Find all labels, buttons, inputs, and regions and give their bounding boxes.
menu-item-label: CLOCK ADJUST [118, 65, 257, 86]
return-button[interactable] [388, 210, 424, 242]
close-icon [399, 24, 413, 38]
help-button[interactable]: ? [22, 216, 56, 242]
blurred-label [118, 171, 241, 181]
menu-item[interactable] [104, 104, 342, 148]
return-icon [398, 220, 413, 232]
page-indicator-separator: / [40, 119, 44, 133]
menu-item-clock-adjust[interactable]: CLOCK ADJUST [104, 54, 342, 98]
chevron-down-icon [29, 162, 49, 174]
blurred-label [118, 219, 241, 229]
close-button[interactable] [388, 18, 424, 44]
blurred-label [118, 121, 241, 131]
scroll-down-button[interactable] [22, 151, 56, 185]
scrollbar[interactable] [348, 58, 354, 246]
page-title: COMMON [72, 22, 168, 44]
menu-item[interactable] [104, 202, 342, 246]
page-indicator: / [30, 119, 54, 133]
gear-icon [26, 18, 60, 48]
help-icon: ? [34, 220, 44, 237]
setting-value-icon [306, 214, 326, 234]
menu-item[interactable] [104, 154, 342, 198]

==

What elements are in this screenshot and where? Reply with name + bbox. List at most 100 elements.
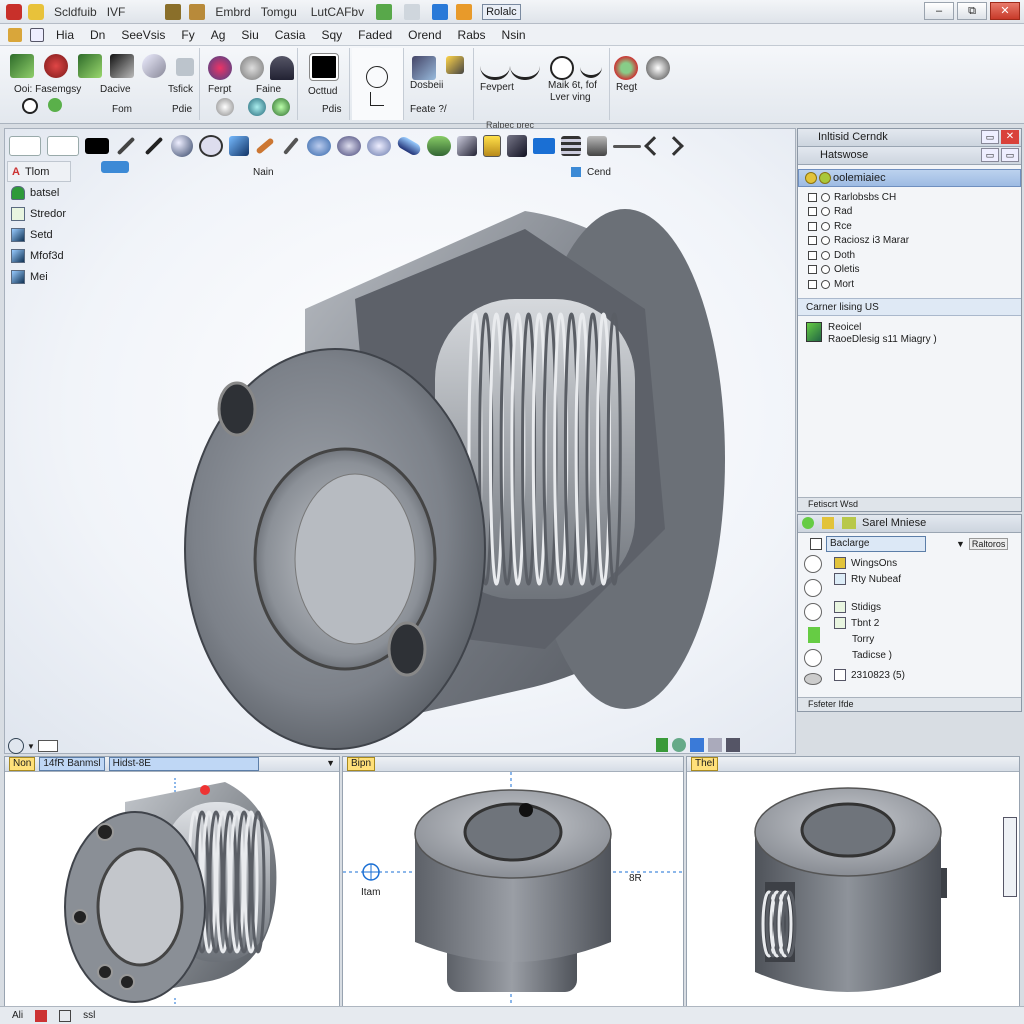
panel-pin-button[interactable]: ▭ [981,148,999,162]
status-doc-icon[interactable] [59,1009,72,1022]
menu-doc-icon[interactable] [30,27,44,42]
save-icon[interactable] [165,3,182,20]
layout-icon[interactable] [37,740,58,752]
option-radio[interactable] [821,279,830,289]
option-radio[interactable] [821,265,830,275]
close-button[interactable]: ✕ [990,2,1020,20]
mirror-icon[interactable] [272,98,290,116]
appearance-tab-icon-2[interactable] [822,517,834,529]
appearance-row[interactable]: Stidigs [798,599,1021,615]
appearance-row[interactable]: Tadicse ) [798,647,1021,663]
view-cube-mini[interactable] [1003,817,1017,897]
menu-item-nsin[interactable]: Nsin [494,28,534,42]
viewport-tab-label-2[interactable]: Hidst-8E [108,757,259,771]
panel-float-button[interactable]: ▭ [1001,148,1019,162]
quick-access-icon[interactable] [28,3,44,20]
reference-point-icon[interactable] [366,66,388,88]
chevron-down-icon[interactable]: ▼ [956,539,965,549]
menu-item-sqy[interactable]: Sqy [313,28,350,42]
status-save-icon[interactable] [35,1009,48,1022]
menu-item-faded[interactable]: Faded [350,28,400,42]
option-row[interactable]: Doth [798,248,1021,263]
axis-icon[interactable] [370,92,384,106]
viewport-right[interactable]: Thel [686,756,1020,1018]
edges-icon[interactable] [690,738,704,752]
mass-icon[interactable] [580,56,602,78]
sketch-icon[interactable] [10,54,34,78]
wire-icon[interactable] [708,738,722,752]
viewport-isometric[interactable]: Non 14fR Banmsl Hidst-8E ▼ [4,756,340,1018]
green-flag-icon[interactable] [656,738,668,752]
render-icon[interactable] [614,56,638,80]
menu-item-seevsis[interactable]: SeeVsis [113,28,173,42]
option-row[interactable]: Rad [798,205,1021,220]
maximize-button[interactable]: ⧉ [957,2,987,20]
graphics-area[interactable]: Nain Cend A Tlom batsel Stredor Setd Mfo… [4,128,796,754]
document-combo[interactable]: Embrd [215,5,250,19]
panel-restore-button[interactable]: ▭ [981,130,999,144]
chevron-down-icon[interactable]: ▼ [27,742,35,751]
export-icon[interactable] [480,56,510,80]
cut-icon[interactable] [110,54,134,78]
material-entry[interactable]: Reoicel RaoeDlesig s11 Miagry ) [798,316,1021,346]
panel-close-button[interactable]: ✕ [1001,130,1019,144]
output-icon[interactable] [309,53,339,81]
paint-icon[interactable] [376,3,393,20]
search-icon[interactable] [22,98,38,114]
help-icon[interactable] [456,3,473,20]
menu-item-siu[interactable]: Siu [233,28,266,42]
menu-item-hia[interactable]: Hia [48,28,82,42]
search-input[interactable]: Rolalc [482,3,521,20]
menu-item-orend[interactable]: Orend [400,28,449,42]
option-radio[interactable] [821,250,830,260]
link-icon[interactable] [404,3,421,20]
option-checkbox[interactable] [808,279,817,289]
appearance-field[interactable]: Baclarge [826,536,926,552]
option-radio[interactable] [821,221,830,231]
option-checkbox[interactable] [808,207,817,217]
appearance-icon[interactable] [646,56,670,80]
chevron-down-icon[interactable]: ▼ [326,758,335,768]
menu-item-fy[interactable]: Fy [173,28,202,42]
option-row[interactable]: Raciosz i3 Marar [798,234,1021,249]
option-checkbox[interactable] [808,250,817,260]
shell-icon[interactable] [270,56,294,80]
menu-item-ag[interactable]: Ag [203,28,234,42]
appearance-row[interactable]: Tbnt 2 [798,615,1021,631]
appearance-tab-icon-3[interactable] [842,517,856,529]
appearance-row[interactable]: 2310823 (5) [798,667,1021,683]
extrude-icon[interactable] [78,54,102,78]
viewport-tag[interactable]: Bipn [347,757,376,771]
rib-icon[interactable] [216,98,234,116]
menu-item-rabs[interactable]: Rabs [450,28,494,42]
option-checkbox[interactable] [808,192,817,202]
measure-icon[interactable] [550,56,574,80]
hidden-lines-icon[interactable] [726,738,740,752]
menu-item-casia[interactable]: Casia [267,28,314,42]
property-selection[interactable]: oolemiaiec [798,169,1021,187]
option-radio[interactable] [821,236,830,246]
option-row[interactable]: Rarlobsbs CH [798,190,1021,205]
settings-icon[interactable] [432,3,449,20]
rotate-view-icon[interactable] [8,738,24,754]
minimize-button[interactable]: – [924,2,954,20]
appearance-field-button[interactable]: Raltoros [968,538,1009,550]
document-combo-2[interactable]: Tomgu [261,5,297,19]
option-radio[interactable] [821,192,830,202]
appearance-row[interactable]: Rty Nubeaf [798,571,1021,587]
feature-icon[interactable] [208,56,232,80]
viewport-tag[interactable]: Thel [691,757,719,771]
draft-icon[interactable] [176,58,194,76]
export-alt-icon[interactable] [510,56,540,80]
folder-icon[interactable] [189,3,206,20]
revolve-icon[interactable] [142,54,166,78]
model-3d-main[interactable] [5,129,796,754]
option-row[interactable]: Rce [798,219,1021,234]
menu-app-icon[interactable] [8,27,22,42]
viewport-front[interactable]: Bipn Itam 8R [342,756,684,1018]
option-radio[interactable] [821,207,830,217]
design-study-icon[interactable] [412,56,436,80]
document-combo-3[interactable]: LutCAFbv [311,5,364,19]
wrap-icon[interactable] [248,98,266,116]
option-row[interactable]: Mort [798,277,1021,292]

→ **Exercise brief**
Please pull out every line above that contains the string "viewport", matching case exactly.

→ **Exercise response**
viewport-tab-label-2[interactable]: Hidst-8E [108,757,259,771]
viewport-right[interactable]: Thel [686,756,1020,1018]
viewport-isometric[interactable]: Non 14fR Banmsl Hidst-8E ▼ [4,756,340,1018]
viewport-tag[interactable]: Bipn [347,757,376,771]
viewport-tag[interactable]: Thel [691,757,719,771]
viewport-front[interactable]: Bipn Itam 8R [342,756,684,1018]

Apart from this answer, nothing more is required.